## Goal:
Repeat, exactly and completely, the entries shown underneath.

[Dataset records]
— START —

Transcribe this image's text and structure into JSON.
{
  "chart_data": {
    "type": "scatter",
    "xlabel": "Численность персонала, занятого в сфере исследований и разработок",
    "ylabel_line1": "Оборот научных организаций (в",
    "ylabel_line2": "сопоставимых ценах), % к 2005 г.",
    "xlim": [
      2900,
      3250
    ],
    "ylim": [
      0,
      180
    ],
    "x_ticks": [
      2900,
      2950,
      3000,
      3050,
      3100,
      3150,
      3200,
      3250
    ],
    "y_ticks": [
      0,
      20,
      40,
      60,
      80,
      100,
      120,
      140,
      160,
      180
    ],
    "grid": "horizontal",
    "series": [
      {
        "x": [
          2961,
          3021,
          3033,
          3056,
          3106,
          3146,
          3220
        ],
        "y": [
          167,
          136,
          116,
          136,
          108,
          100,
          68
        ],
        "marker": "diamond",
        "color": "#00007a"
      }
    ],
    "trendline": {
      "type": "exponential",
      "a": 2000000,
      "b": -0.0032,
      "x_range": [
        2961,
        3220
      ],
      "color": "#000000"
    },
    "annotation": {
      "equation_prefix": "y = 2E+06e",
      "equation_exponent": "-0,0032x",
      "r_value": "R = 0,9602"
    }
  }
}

— END —

## Answer below:
Transcribe this image's text and structure into JSON.
{
  "chart_data": {
    "type": "scatter",
    "xlabel": "Численность персонала, занятого в сфере исследований и разработок",
    "ylabel_line1": "Оборот научных организаций (в",
    "ylabel_line2": "сопоставимых ценах), % к 2005 г.",
    "xlim": [
      2900,
      3250
    ],
    "ylim": [
      0,
      180
    ],
    "x_ticks": [
      2900,
      2950,
      3000,
      3050,
      3100,
      3150,
      3200,
      3250
    ],
    "y_ticks": [
      0,
      20,
      40,
      60,
      80,
      100,
      120,
      140,
      160,
      180
    ],
    "grid": "horizontal",
    "series": [
      {
        "x": [
          2961,
          3021,
          3033,
          3056,
          3106,
          3146,
          3220
        ],
        "y": [
          167,
          136,
          116,
          136,
          108,
          100,
          68
        ],
        "marker": "diamond",
        "color": "#00007a"
      }
    ],
    "trendline": {
      "type": "exponential",
      "a": 2000000,
      "b": -0.0032,
      "x_range": [
        2961,
        3220
      ],
      "color": "#000000"
    },
    "annotation": {
      "equation_prefix": "y = 2E+06e",
      "equation_exponent": "-0,0032x",
      "r_value": "R = 0,9602"
    }
  }
}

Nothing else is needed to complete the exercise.